● Instructions for the task: Copy out all the lines in the records that include the word "ylabel".
· · · · · · ·
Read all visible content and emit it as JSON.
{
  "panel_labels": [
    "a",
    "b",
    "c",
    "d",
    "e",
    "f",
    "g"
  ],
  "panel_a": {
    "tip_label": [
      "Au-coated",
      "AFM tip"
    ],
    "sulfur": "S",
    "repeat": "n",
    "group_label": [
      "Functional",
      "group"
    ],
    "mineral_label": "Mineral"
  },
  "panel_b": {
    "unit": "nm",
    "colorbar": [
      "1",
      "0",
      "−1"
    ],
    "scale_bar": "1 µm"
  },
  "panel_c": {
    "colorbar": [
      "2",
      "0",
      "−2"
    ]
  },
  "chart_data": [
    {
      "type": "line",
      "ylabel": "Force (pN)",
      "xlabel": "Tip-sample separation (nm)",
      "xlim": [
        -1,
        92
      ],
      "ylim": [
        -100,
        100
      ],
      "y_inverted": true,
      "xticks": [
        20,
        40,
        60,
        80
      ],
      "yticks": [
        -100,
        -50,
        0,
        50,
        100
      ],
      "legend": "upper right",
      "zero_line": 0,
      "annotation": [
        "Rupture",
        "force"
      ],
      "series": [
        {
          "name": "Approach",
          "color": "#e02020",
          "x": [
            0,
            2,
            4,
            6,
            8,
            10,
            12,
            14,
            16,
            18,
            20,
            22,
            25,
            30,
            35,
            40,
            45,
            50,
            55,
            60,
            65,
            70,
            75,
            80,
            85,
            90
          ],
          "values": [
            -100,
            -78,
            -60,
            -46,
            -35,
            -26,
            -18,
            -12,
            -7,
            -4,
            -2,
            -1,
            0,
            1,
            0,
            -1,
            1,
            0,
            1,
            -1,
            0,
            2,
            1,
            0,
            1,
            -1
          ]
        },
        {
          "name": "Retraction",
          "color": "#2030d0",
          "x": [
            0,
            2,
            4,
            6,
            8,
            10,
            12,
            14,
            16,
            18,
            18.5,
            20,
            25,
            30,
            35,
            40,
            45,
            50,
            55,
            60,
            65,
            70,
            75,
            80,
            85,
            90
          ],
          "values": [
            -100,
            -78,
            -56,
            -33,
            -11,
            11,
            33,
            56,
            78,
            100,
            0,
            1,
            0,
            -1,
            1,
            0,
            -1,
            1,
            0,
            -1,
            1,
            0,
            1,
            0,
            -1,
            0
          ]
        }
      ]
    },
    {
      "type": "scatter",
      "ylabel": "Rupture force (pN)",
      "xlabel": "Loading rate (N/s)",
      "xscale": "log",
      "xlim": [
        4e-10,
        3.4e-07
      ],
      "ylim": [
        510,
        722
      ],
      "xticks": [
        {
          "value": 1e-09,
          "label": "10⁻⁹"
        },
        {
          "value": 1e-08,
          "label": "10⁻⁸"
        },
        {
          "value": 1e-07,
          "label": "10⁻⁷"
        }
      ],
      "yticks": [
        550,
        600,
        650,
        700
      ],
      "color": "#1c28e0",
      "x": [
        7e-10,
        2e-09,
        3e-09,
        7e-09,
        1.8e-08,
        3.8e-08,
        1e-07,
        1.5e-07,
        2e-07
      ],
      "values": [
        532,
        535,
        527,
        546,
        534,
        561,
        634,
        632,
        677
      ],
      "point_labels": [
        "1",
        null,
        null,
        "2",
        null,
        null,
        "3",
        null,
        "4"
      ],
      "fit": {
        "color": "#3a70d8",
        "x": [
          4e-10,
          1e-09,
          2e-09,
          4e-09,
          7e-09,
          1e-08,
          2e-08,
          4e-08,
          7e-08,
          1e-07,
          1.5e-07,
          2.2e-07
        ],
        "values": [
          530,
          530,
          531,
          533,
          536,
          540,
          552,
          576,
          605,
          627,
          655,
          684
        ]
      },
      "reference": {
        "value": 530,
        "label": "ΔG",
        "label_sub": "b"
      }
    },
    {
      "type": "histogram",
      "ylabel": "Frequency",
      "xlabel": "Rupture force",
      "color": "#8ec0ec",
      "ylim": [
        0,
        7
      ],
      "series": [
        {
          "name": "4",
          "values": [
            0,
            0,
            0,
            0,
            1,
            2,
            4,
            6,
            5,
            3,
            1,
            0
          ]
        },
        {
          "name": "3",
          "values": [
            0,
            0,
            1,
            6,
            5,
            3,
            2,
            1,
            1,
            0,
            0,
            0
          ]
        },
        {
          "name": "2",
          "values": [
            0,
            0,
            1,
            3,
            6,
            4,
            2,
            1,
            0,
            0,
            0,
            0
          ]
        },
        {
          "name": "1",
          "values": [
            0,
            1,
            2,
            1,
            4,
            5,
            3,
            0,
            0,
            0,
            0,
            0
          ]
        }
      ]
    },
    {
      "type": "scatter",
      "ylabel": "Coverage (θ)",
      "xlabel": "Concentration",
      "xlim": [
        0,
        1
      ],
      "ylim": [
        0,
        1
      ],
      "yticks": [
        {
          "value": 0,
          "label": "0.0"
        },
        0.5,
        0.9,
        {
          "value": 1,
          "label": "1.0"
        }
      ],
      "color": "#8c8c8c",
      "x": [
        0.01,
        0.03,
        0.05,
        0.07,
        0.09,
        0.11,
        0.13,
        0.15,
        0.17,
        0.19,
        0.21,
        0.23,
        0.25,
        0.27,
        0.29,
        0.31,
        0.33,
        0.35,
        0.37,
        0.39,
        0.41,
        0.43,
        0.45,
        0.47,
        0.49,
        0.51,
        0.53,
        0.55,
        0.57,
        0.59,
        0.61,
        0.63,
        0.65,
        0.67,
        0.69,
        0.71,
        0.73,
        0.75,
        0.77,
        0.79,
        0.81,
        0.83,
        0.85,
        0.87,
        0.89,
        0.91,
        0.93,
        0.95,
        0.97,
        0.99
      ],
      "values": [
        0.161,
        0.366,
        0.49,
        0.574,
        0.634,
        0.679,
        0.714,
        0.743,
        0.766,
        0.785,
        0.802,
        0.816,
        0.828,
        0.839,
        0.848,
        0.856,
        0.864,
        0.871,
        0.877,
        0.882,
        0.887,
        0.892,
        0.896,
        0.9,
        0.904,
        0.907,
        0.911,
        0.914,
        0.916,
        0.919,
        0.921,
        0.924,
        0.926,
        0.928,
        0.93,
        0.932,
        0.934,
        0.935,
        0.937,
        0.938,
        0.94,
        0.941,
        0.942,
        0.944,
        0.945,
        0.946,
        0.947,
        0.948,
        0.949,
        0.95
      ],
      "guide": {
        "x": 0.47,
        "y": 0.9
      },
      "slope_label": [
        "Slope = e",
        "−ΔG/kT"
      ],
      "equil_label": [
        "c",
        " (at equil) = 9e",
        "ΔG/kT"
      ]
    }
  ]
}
· · · · · · ·
● Response:
      "ylabel": "Force (pN)",
      "ylabel": "Rupture force (pN)",
      "ylabel": "Frequency",
      "ylabel": "Coverage (θ)",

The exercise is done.